**GIVEN TASK:**
Filter out everything except lines holding "youtube".

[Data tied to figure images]
- - - - -

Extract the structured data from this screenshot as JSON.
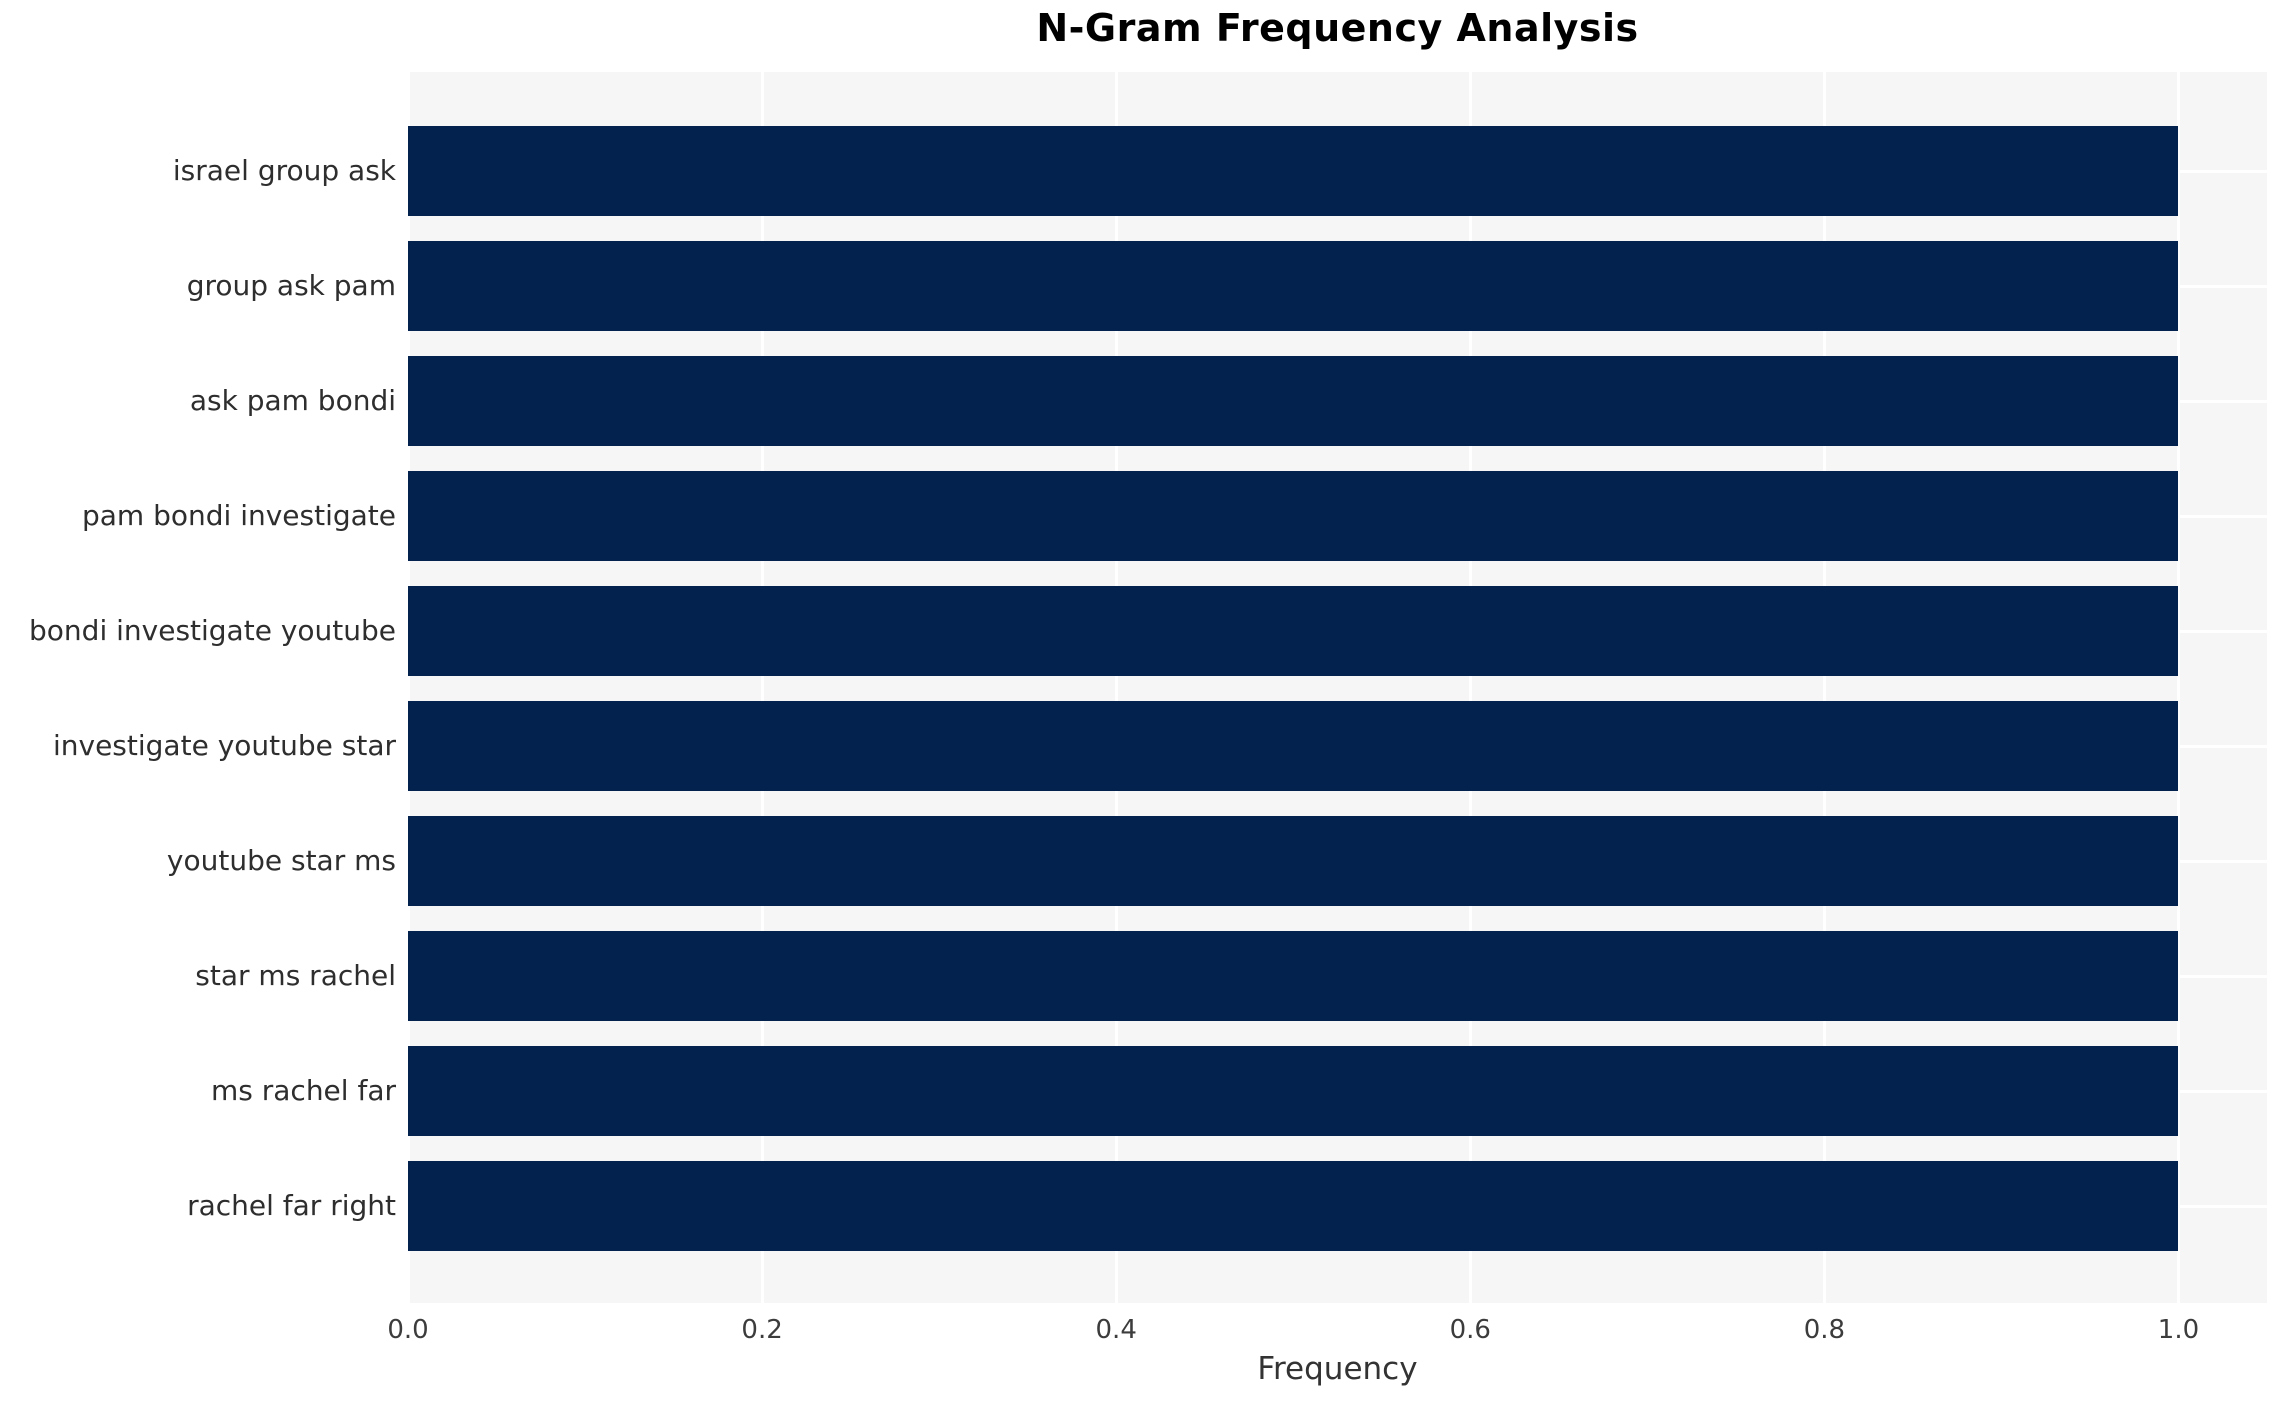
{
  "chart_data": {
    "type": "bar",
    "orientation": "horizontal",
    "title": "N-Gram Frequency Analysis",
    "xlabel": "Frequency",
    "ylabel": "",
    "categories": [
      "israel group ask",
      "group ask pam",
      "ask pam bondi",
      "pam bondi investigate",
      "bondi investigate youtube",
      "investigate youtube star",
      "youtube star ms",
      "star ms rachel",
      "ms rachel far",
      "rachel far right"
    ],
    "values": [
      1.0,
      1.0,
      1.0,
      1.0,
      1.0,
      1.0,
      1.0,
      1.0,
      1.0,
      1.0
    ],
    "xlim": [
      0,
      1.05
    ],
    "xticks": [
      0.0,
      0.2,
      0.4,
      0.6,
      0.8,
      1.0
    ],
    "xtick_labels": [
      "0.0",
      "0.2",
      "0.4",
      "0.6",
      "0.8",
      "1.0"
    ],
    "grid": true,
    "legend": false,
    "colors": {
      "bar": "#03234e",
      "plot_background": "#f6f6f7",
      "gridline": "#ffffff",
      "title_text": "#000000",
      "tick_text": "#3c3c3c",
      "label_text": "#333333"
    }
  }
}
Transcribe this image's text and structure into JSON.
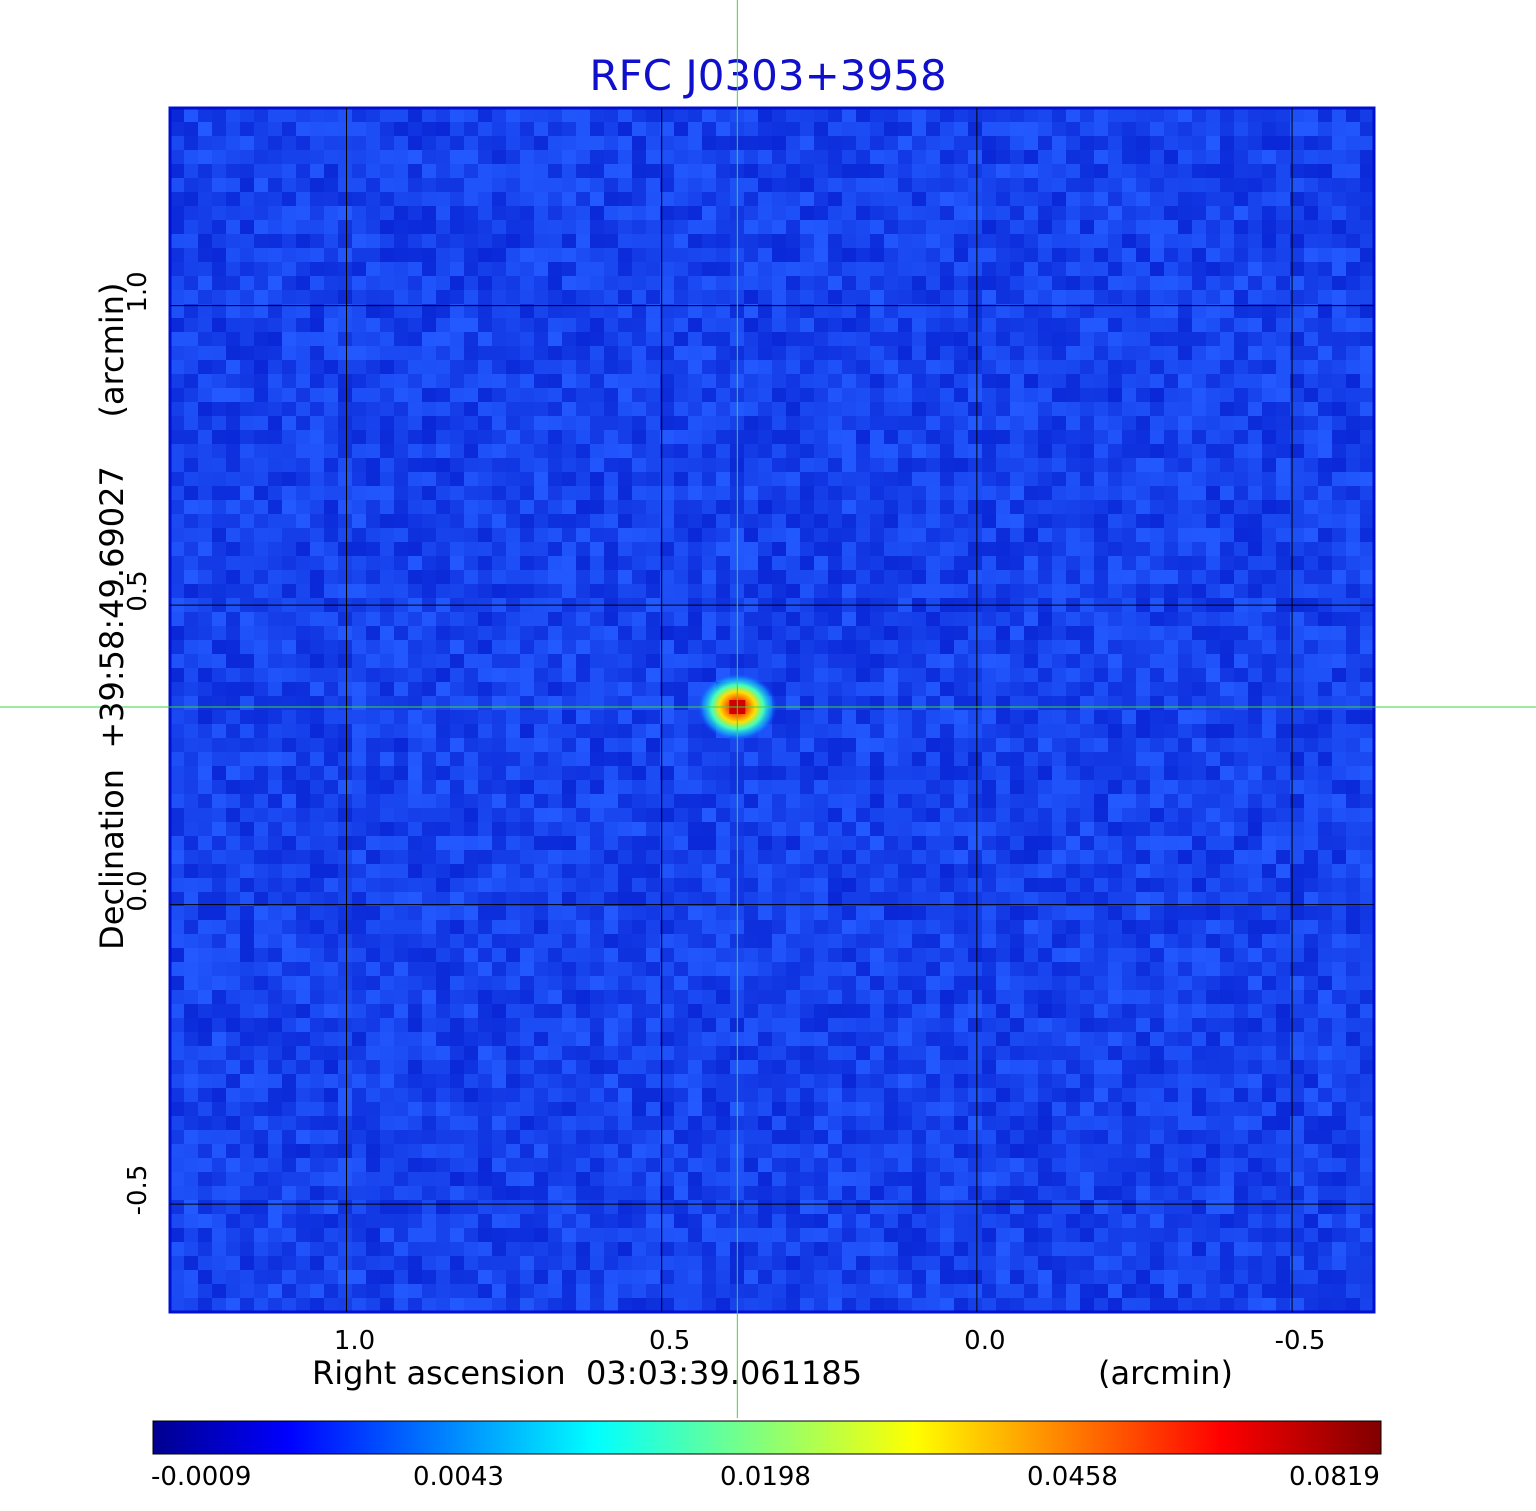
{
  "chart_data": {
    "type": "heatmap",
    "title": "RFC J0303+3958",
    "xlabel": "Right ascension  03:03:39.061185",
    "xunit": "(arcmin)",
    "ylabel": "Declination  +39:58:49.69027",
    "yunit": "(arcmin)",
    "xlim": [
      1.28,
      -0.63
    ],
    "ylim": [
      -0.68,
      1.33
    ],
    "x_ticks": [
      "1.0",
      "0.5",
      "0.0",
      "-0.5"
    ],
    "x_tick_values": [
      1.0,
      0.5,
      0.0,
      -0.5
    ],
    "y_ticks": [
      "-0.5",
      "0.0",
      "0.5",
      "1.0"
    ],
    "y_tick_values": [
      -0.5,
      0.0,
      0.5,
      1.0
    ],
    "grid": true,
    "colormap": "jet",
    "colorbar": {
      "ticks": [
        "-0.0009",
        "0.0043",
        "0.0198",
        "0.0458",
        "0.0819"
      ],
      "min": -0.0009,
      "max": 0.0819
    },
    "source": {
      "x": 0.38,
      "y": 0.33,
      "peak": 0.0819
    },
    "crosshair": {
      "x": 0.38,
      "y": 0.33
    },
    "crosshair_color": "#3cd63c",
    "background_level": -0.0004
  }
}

- - - - -

**RESPONSE FOR THIS EXERCISE:**
      "bondi investigate youtube",
      "investigate youtube star",
      "youtube star ms",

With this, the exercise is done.